• **Exercise requirements**
Reproduce verbatim the stretch of the essay on Scotland as a brand from "saltireI have particular" through "be very satisfying.".

Scotland the brand! Scotland the nation!

saltireI have particular reason to be aware of the importance of branding. In what is now very much a previous life, I gloried in the self-conferred job title of ‘Corporate Imaging Consultant’. I’m not sure how often or how much the jargon impressed. But I made a sort of living out of the work, which involved all aspects of a business’s ‘public facing’ communication, from logo, stationery and mission statement to website, print advertising and promotional materials. It was work that I enjoyed – mostly! The job required a combination of creative design, cognitive psychology and a certain degree of IT skill. It could be very satisfying.

There are two ways a business can be successful. It can succeed at selling products or services. Or it can succeed by creating a brand. If you’re selling products or services in a dynamic market, you have to be constantly innovating and adapting to the changing environment. The product or service you’re selling may change from year to year, or possibly even more frequently. And the ‘story’ you’re telling about that product or service will also have to change. It will need to be constantly revised and updated to reflect changes in the product or service and/or changes in the market.

If you create a successful brand, it never changes. Or very, very rarely. The ‘story’ associated with the brand is constant and consistent. Maintain the brand identity and reputation and you can use it to sell pretty much any product or service – so long as it doesn’t damage the brand’s public image. This affords great flexibility. While the feet of the business are paddling furiously under the surface in an effort to keep abreast of the market and, hopefully, ahead of competitors, the brand glides gracefully and serenely in the public gaze.

Branding is important. Branding is crucial. You don’t mess with the brand!

An effective brand doesn’t sell a product or service. It conveys a set of values and associations; as well as various abstract qualities, such as speed or comfort or reliability. It doesn’t make you want something. It makes you feel something. Perhaps more than anything, the brand offers reassurance. A brand which represents the appropriate values and associations allows the prospective purchaser to feel confident that they are making a wise choice.

Unless you’re a British Nationalist politician, you can probably see where this is going.

There is no doubt that ‘Scotland’ is a brand. There is no question that, as a brand, it is hugely successful and immensely valuable. In fact, ‘Scotland’ is a ‘meta-brand’. It is a brand which, when overlaid on it, supplements and augments a corporate brand. Spring water is good. Scottish spring water is better. Scottish spring water is automatically and always better. It is better, not on account of the product – although this must be of a suitable quality – but on account of the ‘Scottish’ branding.

• **Given information**
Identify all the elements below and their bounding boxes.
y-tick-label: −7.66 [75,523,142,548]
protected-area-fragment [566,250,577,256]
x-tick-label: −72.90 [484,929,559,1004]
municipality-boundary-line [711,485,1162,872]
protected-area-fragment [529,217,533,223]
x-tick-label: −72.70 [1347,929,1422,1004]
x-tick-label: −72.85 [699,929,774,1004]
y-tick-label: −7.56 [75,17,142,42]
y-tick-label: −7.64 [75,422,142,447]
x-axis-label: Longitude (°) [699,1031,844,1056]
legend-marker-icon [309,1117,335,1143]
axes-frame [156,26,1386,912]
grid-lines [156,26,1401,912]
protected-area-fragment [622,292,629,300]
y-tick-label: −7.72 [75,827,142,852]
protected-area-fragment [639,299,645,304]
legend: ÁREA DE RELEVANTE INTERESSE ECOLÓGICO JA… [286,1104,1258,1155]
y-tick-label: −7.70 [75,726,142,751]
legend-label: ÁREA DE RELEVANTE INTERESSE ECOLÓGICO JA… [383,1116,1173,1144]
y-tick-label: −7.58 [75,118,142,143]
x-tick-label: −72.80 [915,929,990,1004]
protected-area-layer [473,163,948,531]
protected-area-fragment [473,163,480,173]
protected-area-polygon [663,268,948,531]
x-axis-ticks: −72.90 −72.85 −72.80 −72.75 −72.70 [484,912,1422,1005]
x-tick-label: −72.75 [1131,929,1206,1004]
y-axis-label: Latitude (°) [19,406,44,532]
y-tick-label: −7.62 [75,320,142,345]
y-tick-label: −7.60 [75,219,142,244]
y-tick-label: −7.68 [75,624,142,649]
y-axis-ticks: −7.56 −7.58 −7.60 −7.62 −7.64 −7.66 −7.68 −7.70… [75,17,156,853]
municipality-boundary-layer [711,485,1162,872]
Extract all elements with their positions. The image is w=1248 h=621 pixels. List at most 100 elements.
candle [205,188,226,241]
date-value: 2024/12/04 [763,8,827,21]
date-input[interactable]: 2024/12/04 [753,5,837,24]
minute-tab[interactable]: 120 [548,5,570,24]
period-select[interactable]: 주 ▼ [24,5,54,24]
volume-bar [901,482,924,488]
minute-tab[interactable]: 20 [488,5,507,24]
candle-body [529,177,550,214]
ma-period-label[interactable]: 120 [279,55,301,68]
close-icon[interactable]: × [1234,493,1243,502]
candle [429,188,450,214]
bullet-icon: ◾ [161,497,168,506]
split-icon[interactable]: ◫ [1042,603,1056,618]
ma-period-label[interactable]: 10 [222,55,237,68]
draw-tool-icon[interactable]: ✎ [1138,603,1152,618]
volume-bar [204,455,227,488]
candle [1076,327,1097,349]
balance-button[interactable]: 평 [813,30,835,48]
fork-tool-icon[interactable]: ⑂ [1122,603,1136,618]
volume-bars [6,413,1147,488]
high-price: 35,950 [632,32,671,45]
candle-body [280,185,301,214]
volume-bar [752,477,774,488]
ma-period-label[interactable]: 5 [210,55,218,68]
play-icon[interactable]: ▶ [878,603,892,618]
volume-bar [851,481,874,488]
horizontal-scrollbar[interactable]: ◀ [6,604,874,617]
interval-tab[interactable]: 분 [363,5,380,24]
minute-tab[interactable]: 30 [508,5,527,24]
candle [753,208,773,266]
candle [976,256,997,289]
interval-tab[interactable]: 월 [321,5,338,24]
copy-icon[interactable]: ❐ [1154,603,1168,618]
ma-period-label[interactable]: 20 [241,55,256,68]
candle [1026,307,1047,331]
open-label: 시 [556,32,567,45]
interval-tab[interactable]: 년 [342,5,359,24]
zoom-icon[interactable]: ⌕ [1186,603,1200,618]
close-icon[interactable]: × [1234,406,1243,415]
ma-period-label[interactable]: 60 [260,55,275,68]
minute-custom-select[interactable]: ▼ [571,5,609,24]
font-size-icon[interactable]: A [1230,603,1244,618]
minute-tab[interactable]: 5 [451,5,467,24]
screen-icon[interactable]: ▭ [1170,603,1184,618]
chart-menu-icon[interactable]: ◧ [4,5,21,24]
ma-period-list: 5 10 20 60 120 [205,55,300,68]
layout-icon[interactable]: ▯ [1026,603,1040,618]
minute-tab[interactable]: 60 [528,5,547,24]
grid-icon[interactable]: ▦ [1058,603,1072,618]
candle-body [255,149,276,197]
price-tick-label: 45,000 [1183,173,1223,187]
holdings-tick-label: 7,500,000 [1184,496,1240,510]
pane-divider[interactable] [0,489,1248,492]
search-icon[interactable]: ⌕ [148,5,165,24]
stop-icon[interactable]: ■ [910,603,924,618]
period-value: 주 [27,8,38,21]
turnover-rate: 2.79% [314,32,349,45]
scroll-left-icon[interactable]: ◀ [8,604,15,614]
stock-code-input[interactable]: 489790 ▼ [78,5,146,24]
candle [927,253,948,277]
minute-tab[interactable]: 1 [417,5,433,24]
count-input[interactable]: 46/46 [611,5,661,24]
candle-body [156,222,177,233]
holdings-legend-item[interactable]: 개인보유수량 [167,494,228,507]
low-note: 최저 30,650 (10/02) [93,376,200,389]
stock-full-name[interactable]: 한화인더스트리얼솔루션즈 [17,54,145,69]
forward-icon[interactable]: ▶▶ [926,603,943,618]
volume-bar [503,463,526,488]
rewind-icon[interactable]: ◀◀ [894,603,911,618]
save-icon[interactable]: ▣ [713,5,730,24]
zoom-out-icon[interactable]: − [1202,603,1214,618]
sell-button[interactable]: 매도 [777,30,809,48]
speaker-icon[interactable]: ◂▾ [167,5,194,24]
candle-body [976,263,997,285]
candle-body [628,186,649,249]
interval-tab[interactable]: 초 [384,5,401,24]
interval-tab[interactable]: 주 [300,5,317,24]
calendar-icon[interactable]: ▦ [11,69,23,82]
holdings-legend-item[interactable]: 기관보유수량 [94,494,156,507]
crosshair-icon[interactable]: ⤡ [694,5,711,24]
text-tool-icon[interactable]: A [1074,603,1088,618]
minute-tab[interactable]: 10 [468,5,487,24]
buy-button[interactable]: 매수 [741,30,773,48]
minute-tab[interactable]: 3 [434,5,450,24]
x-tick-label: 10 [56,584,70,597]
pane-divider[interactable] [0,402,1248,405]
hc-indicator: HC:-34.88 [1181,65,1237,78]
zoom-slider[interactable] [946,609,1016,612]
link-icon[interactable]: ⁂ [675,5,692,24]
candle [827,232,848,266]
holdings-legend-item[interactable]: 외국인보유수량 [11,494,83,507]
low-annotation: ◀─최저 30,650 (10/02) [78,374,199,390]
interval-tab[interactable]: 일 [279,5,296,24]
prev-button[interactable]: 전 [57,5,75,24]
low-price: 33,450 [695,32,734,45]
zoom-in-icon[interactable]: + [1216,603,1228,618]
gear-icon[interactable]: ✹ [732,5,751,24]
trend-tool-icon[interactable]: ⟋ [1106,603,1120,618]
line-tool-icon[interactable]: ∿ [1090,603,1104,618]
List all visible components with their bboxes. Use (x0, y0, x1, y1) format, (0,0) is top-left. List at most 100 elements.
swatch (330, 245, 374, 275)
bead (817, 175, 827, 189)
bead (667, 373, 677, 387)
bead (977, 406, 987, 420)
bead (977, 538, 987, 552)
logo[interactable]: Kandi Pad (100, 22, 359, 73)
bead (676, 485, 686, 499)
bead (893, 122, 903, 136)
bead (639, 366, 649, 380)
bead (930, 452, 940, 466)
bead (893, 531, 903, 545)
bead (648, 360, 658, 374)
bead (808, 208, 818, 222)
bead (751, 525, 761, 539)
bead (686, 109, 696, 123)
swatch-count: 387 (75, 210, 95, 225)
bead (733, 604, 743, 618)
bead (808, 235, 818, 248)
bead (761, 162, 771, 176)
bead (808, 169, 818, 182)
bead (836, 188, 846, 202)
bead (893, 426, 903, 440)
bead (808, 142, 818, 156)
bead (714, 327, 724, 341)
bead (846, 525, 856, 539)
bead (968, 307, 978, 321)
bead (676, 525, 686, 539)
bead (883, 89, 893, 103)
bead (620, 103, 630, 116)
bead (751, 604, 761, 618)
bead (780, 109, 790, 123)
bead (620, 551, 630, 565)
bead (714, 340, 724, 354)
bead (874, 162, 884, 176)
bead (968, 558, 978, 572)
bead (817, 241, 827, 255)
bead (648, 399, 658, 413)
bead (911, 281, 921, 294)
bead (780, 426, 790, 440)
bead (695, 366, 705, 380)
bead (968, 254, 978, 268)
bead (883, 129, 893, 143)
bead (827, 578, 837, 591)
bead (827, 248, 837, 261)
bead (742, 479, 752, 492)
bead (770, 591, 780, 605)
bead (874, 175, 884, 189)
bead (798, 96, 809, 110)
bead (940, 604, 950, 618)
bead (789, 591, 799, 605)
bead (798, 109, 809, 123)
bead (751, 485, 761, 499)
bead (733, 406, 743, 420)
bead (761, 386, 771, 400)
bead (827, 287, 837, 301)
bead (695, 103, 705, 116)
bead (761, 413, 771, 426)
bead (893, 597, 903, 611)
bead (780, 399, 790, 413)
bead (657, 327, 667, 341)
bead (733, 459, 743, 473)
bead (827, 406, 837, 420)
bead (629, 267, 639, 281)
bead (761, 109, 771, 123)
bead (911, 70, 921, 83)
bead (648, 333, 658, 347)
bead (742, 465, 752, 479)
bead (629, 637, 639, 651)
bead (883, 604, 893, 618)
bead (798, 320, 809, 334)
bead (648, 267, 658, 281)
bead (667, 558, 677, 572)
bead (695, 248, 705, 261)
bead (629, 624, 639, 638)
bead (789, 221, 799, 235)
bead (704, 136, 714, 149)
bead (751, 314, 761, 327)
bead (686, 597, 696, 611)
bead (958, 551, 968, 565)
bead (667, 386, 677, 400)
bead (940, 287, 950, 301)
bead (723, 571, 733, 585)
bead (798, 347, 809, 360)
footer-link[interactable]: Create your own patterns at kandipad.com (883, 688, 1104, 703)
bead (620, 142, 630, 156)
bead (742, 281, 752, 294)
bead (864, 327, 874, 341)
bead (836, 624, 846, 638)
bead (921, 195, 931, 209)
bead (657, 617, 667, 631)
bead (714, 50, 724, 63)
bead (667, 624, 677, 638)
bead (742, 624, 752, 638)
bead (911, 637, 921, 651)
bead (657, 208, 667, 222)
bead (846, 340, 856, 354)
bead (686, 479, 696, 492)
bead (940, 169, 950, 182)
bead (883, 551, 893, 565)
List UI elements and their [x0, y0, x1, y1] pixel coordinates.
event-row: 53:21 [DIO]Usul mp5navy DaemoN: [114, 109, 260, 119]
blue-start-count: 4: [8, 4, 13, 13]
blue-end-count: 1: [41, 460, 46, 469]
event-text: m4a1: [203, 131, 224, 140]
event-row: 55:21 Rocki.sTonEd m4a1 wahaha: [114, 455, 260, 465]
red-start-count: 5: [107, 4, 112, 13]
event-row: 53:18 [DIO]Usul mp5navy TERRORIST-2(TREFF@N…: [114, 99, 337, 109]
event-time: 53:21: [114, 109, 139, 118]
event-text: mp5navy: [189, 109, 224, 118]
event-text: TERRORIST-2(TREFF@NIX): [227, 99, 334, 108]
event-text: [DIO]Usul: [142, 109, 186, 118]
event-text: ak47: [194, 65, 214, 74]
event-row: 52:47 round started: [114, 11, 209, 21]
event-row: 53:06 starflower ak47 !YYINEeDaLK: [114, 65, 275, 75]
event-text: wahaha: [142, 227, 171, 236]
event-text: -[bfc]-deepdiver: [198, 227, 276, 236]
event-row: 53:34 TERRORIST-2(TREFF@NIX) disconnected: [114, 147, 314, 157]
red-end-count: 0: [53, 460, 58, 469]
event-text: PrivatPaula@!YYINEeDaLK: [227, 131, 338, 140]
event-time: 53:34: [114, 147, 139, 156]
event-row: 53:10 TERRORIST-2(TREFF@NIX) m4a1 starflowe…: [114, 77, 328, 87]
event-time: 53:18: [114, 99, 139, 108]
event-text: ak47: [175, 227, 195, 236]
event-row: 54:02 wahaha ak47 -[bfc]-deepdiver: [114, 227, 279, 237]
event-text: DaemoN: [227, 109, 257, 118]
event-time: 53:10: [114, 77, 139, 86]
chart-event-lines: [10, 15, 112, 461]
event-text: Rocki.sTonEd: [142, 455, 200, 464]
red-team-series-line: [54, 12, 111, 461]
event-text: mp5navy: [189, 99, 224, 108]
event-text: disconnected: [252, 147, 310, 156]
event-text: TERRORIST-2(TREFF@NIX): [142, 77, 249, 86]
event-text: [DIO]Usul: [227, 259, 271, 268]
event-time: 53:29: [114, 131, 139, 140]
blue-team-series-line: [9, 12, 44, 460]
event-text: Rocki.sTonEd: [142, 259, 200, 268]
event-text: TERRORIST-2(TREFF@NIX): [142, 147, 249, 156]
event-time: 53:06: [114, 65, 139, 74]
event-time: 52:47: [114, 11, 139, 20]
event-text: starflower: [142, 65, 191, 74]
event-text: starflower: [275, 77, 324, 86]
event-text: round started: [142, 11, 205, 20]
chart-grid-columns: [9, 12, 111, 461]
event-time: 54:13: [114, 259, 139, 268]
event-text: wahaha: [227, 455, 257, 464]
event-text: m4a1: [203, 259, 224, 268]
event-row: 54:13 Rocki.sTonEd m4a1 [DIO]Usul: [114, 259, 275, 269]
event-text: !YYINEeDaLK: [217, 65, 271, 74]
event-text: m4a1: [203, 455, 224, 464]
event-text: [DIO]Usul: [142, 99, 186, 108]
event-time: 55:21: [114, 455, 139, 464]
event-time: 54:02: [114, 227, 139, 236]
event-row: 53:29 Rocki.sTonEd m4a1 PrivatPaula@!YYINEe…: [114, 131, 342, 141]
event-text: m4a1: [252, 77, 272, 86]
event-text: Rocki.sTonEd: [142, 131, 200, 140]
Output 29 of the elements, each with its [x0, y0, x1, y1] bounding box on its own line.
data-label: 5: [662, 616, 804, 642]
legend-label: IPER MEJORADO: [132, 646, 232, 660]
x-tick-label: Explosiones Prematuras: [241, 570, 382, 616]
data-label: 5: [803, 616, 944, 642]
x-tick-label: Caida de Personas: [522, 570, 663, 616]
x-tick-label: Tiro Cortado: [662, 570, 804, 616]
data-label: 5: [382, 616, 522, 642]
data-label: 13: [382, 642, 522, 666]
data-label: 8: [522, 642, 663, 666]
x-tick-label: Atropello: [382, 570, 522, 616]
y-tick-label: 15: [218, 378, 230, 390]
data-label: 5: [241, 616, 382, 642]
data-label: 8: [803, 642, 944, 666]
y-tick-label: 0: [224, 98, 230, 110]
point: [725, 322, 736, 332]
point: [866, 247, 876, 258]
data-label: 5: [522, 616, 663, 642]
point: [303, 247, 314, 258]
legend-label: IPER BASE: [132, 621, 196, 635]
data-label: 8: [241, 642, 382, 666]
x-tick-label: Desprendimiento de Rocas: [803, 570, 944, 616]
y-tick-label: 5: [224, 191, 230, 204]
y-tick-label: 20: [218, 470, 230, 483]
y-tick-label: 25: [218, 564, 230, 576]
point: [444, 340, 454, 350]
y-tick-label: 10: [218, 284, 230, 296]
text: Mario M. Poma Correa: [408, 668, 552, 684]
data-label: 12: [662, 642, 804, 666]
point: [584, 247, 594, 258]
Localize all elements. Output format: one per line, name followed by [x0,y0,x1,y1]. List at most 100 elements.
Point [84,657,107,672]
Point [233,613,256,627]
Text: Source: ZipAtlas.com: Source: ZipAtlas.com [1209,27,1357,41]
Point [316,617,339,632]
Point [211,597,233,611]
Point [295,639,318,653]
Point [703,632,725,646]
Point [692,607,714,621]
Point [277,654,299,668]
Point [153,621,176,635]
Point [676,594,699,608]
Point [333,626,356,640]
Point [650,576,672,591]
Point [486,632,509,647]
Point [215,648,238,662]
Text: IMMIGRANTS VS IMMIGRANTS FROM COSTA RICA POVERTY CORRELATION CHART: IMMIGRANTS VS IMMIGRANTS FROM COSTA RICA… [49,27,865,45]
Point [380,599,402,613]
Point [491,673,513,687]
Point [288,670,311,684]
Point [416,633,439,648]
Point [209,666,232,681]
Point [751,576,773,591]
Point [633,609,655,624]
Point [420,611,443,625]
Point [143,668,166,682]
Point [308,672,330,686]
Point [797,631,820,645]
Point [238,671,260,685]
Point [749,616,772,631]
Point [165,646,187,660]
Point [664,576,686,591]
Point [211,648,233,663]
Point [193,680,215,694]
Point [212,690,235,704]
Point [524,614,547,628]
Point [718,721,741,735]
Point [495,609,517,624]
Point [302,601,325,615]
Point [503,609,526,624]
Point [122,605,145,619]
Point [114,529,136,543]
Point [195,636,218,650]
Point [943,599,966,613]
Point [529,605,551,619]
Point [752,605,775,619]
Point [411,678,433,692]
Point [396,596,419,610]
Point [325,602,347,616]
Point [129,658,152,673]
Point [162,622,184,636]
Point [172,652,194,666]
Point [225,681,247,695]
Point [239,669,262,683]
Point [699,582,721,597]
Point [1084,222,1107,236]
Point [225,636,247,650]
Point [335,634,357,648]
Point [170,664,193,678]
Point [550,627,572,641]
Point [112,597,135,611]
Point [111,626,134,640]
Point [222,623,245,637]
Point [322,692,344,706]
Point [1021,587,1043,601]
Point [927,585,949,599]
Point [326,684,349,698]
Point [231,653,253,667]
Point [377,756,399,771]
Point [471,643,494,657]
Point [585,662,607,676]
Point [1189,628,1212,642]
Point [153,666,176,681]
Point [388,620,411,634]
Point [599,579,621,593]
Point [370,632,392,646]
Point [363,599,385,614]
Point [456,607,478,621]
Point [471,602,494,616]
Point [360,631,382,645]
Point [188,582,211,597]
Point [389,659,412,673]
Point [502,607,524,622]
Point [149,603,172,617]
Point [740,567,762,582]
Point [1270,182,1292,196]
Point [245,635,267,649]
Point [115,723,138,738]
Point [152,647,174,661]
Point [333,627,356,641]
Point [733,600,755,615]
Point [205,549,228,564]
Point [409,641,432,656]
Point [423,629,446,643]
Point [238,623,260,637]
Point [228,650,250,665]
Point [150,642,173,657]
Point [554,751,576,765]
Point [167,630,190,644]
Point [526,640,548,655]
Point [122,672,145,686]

• **Task response**
saltireI have particular reason to be aware of the importance of branding. In what is now very much a previous life, I gloried in the self-conferred job title of ‘Corporate Imaging Consultant’. I’m not sure how often or how much the jargon impressed. But I made a sort of living out of the work, which involved all aspects of a business’s ‘public facing’ communication, from logo, stationery and mission statement to website, print advertising and promotional materials. It was work that I enjoyed – mostly! The job required a combination of creative design, cognitive psychology and a certain degree of IT skill. It could be very satisfying.